__ACTION ITEM 1__.
From the opinion piece on Hong Kong's investment fund, extract the passage between "Investors are always" and "and technology hub.", inclusive.
__ACTION ITEM 2__.
Using the opinion piece on Hong Kong's investment fund, explain why the HKIC is called the city's closest thing to a sovereign wealth fund.
__ACTION ITEM 3__.
Answer these questions from the opinion piece on Hong Kong's investment fund:
(a) How many clients does SmartMore have around the world?
(b) Who said in his budget that the fund will play a key role in promoting Hong Kong as an innovation and technology hub?
(c) What kind of machines does SmartMore produce?

__DOCUMENT EXTRACT__.
June 26, 2024
Investment

Opinion | Hong Kong investment fund makes smart move to ride local unicorns


Investors are always chasing good growth stocks, and artificial intelligence (AI) shares are the new darlings. The government-owned Hong Kong Investment Corporation (HKIC) has joined the fray.

It has formed its first commercial partnership with home-grown unicorn SmartMore, an AI specialist that produces visual inspection machines for industrial production and assembly lines, which already has more than 300 clients around the world, including such household names as Apple, Tesla and BYD.

With HK$62 billion (US$7.9 billion) under management, the HKIC is the city’s closest thing to a sovereign wealth fund. As Financial Secretary Paul Chan Mo-po said in his budget, the fund will play a key role in promoting Hong Kong as an innovation and technology hub.

Document layout analysis data:
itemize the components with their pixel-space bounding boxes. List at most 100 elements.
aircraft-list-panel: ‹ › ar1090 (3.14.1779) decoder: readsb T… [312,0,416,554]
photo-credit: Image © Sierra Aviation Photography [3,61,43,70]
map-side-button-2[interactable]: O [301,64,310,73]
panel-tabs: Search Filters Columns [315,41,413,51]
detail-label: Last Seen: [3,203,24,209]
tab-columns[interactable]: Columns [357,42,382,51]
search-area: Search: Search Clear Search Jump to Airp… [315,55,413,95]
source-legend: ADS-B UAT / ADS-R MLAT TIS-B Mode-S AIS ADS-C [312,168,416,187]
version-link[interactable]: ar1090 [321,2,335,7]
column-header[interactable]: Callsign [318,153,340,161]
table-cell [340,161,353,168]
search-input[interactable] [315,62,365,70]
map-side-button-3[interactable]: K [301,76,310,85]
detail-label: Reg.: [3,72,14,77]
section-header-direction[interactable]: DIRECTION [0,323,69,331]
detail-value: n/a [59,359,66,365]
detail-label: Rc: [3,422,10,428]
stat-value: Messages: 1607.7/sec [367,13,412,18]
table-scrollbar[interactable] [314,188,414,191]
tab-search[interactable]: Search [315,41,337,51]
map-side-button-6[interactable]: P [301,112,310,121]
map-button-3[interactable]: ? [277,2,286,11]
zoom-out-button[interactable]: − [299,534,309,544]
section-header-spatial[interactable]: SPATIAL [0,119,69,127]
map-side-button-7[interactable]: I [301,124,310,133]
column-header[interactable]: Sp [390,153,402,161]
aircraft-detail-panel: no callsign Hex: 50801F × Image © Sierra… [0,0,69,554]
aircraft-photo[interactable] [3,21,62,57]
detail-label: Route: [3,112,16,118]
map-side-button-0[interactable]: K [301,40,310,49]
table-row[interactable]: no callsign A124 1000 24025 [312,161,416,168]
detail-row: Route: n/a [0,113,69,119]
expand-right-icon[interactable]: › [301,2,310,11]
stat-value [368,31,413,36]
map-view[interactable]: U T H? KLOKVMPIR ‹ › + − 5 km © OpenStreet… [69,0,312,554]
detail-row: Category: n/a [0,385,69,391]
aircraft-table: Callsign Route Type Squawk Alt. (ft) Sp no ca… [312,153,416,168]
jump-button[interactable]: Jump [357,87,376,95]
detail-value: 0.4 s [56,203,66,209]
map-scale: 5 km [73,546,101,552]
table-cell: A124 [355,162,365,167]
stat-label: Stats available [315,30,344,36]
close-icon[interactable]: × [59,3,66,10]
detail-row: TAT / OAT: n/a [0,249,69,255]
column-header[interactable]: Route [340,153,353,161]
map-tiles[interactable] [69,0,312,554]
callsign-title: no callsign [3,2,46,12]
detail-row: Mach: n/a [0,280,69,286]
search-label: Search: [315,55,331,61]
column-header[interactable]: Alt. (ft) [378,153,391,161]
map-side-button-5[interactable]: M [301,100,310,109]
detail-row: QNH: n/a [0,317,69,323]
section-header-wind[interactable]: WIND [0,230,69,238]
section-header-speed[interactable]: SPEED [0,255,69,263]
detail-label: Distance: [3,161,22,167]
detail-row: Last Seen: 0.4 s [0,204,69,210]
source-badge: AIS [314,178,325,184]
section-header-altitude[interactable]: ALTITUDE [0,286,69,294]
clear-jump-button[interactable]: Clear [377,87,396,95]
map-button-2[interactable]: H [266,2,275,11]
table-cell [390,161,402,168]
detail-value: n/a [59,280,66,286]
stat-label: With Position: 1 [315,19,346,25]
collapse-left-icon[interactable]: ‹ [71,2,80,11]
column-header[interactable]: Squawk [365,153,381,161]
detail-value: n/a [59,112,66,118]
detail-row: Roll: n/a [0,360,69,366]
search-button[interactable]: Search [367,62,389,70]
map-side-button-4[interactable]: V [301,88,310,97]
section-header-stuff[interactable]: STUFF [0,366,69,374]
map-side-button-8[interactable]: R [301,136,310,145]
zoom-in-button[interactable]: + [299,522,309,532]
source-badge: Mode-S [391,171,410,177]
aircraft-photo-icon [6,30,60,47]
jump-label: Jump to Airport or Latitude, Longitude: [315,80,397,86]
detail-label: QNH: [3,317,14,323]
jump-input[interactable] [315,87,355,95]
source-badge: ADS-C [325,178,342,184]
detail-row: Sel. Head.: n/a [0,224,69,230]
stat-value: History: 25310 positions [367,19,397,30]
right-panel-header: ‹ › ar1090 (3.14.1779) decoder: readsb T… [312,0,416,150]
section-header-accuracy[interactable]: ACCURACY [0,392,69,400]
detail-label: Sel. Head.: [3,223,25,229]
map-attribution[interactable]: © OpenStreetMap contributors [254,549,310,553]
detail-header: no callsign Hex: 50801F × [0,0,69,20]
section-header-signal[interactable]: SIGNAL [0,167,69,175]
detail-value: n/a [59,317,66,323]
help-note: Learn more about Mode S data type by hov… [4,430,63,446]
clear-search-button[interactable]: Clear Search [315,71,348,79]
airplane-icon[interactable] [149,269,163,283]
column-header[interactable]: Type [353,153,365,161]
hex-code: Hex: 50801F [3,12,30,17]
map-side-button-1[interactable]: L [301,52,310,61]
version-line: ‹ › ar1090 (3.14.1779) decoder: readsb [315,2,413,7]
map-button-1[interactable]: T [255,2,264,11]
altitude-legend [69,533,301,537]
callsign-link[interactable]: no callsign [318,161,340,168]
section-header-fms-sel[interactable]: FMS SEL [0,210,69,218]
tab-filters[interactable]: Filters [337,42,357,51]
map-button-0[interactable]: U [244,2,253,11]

__WRITTEN REPLY 1__.
Investors are always chasing good growth stocks, and artificial intelligence (AI) shares are the new darlings. The government-owned Hong Kong Investment Corporation (HKIC) has joined the fray.

It has formed its first commercial partnership with home-grown unicorn SmartMore, an AI specialist that produces visual inspection machines for industrial production and assembly lines, which already has more than 300 clients around the world, including such household names as Apple, Tesla and BYD.

With HK$62 billion (US$7.9 billion) under management, the HKIC is the city’s closest thing to a sovereign wealth fund. As Financial Secretary Paul Chan Mo-po said in his budget, the fund will play a key role in promoting Hong Kong as an innovation and technology hub.

__WRITTEN REPLY 2__.
The piece ties that description to the size of the fund. It has HK$62 billion (US$7.9 billion) under management.

__WRITTEN REPLY 3__.
(a) More than 300.
(b) Financial Secretary Paul Chan Mo-po.
(c) Visual inspection machines for industrial production and assembly lines.